--- BEGIN ---

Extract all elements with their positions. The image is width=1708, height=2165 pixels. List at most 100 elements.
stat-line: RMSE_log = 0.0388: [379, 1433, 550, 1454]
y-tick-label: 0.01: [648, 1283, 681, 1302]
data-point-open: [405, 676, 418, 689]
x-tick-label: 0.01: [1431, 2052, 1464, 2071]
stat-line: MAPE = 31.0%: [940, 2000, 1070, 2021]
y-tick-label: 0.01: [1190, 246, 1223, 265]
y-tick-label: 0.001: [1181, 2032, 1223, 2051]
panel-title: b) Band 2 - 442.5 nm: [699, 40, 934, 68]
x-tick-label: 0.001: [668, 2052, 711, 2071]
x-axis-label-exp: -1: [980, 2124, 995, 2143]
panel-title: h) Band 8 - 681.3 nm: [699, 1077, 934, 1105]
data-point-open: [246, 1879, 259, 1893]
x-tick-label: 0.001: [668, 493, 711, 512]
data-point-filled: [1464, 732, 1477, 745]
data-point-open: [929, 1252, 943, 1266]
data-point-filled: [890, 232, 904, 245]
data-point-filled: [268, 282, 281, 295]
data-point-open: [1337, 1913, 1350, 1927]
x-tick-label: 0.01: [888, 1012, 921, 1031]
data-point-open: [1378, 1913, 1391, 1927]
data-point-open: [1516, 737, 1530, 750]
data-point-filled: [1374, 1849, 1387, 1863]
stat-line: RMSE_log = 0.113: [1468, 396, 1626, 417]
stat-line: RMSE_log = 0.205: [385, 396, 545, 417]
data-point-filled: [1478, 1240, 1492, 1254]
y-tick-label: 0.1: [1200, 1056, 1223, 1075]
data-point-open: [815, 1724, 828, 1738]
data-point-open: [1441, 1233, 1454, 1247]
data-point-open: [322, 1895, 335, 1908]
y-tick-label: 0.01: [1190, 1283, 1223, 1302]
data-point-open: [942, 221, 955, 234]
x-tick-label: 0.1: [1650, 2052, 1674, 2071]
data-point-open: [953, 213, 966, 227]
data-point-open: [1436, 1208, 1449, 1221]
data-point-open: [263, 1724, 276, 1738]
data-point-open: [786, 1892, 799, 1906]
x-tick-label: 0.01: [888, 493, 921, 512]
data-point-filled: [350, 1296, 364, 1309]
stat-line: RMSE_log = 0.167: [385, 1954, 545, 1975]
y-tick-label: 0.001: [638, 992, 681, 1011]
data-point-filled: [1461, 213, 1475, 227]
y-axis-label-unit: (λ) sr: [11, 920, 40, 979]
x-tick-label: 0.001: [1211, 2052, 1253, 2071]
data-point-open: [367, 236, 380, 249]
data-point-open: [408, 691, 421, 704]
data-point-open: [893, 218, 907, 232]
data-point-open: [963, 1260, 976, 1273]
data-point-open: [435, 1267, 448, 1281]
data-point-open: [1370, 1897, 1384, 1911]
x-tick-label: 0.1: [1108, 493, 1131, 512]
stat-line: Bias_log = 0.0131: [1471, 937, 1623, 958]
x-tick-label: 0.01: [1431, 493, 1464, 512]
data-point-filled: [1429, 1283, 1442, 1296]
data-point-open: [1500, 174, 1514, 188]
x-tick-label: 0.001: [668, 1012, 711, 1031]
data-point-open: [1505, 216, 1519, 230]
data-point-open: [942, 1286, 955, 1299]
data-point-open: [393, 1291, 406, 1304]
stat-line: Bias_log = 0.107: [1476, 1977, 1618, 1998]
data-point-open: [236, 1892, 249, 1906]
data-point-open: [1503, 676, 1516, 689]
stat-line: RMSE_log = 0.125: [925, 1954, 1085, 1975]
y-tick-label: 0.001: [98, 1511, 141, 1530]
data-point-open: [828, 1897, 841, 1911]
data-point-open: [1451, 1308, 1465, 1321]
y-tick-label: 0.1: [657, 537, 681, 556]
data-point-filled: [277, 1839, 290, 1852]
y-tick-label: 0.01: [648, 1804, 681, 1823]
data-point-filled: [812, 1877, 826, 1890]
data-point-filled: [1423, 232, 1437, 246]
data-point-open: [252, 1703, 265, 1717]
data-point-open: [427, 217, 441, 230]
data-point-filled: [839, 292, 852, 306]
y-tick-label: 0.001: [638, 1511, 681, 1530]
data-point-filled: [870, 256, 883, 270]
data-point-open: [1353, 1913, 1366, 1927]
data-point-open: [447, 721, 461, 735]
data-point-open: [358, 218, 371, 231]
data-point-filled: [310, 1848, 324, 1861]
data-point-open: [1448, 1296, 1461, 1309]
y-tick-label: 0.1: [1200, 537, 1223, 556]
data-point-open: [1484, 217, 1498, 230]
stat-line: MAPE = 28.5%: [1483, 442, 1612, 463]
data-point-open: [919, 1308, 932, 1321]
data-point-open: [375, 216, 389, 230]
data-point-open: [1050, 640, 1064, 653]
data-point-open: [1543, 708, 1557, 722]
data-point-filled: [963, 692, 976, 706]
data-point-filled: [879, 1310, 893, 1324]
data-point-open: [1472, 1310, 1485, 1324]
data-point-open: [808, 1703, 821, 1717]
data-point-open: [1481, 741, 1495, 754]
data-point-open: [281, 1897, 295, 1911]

--- END ---

Reproduce the entire listing above verbatim, line by line.

** SOLUTION TO THE EXERCISE **
Extract all elements with their positions. The image is width=1708, height=2165 pixels. List at most 100 elements.
stat-line: RMSE_log = 0.0388: [379, 1433, 550, 1454]
y-tick-label: 0.01: [648, 1283, 681, 1302]
data-point-open: [405, 676, 418, 689]
x-tick-label: 0.01: [1431, 2052, 1464, 2071]
stat-line: MAPE = 31.0%: [940, 2000, 1070, 2021]
y-tick-label: 0.01: [1190, 246, 1223, 265]
y-tick-label: 0.001: [1181, 2032, 1223, 2051]
panel-title: b) Band 2 - 442.5 nm: [699, 40, 934, 68]
x-tick-label: 0.001: [668, 2052, 711, 2071]
x-axis-label-exp: -1: [980, 2124, 995, 2143]
panel-title: h) Band 8 - 681.3 nm: [699, 1077, 934, 1105]
data-point-open: [246, 1879, 259, 1893]
x-tick-label: 0.001: [668, 493, 711, 512]
data-point-filled: [1464, 732, 1477, 745]
data-point-open: [929, 1252, 943, 1266]
data-point-filled: [890, 232, 904, 245]
data-point-filled: [268, 282, 281, 295]
data-point-open: [1337, 1913, 1350, 1927]
x-tick-label: 0.01: [888, 1012, 921, 1031]
data-point-open: [1378, 1913, 1391, 1927]
data-point-open: [1516, 737, 1530, 750]
data-point-filled: [1374, 1849, 1387, 1863]
stat-line: RMSE_log = 0.113: [1468, 396, 1626, 417]
stat-line: RMSE_log = 0.205: [385, 396, 545, 417]
data-point-filled: [1478, 1240, 1492, 1254]
y-tick-label: 0.1: [1200, 1056, 1223, 1075]
data-point-open: [815, 1724, 828, 1738]
data-point-open: [1441, 1233, 1454, 1247]
data-point-open: [322, 1895, 335, 1908]
y-tick-label: 0.01: [1190, 1283, 1223, 1302]
data-point-open: [942, 221, 955, 234]
x-tick-label: 0.1: [1650, 2052, 1674, 2071]
data-point-open: [953, 213, 966, 227]
data-point-open: [1436, 1208, 1449, 1221]
data-point-open: [263, 1724, 276, 1738]
data-point-open: [786, 1892, 799, 1906]
x-tick-label: 0.01: [888, 493, 921, 512]
data-point-filled: [350, 1296, 364, 1309]
stat-line: RMSE_log = 0.167: [385, 1954, 545, 1975]
y-tick-label: 0.001: [638, 992, 681, 1011]
data-point-filled: [1461, 213, 1475, 227]
y-axis-label-unit: (λ) sr: [11, 920, 40, 979]
x-tick-label: 0.001: [1211, 2052, 1253, 2071]
data-point-open: [367, 236, 380, 249]
data-point-open: [408, 691, 421, 704]
data-point-open: [893, 218, 907, 232]
data-point-open: [963, 1260, 976, 1273]
data-point-open: [435, 1267, 448, 1281]
data-point-open: [1370, 1897, 1384, 1911]
x-tick-label: 0.1: [1108, 493, 1131, 512]
stat-line: Bias_log = 0.0131: [1471, 937, 1623, 958]
x-tick-label: 0.01: [1431, 493, 1464, 512]
data-point-filled: [1429, 1283, 1442, 1296]
data-point-open: [1500, 174, 1514, 188]
x-tick-label: 0.001: [668, 1012, 711, 1031]
data-point-open: [1505, 216, 1519, 230]
data-point-open: [942, 1286, 955, 1299]
data-point-open: [393, 1291, 406, 1304]
stat-line: Bias_log = 0.107: [1476, 1977, 1618, 1998]
data-point-open: [236, 1892, 249, 1906]
data-point-open: [1503, 676, 1516, 689]
stat-line: RMSE_log = 0.125: [925, 1954, 1085, 1975]
y-tick-label: 0.001: [98, 1511, 141, 1530]
data-point-open: [828, 1897, 841, 1911]
data-point-open: [1451, 1308, 1465, 1321]
y-tick-label: 0.1: [657, 537, 681, 556]
data-point-filled: [277, 1839, 290, 1852]
y-tick-label: 0.01: [648, 1804, 681, 1823]
data-point-filled: [812, 1877, 826, 1890]
data-point-filled: [1423, 232, 1437, 246]
data-point-open: [252, 1703, 265, 1717]
data-point-open: [427, 217, 441, 230]
data-point-filled: [839, 292, 852, 306]
y-tick-label: 0.001: [638, 1511, 681, 1530]
data-point-filled: [870, 256, 883, 270]
data-point-open: [1353, 1913, 1366, 1927]
data-point-open: [447, 721, 461, 735]
data-point-open: [358, 218, 371, 231]
data-point-filled: [310, 1848, 324, 1861]
data-point-open: [1448, 1296, 1461, 1309]
y-tick-label: 0.1: [1200, 537, 1223, 556]
data-point-open: [1484, 217, 1498, 230]
stat-line: MAPE = 28.5%: [1483, 442, 1612, 463]
data-point-open: [919, 1308, 932, 1321]
data-point-open: [375, 216, 389, 230]
data-point-open: [1050, 640, 1064, 653]
data-point-open: [1543, 708, 1557, 722]
data-point-filled: [963, 692, 976, 706]
data-point-filled: [879, 1310, 893, 1324]
data-point-open: [1472, 1310, 1485, 1324]
data-point-open: [808, 1703, 821, 1717]
data-point-open: [1481, 741, 1495, 754]
data-point-open: [281, 1897, 295, 1911]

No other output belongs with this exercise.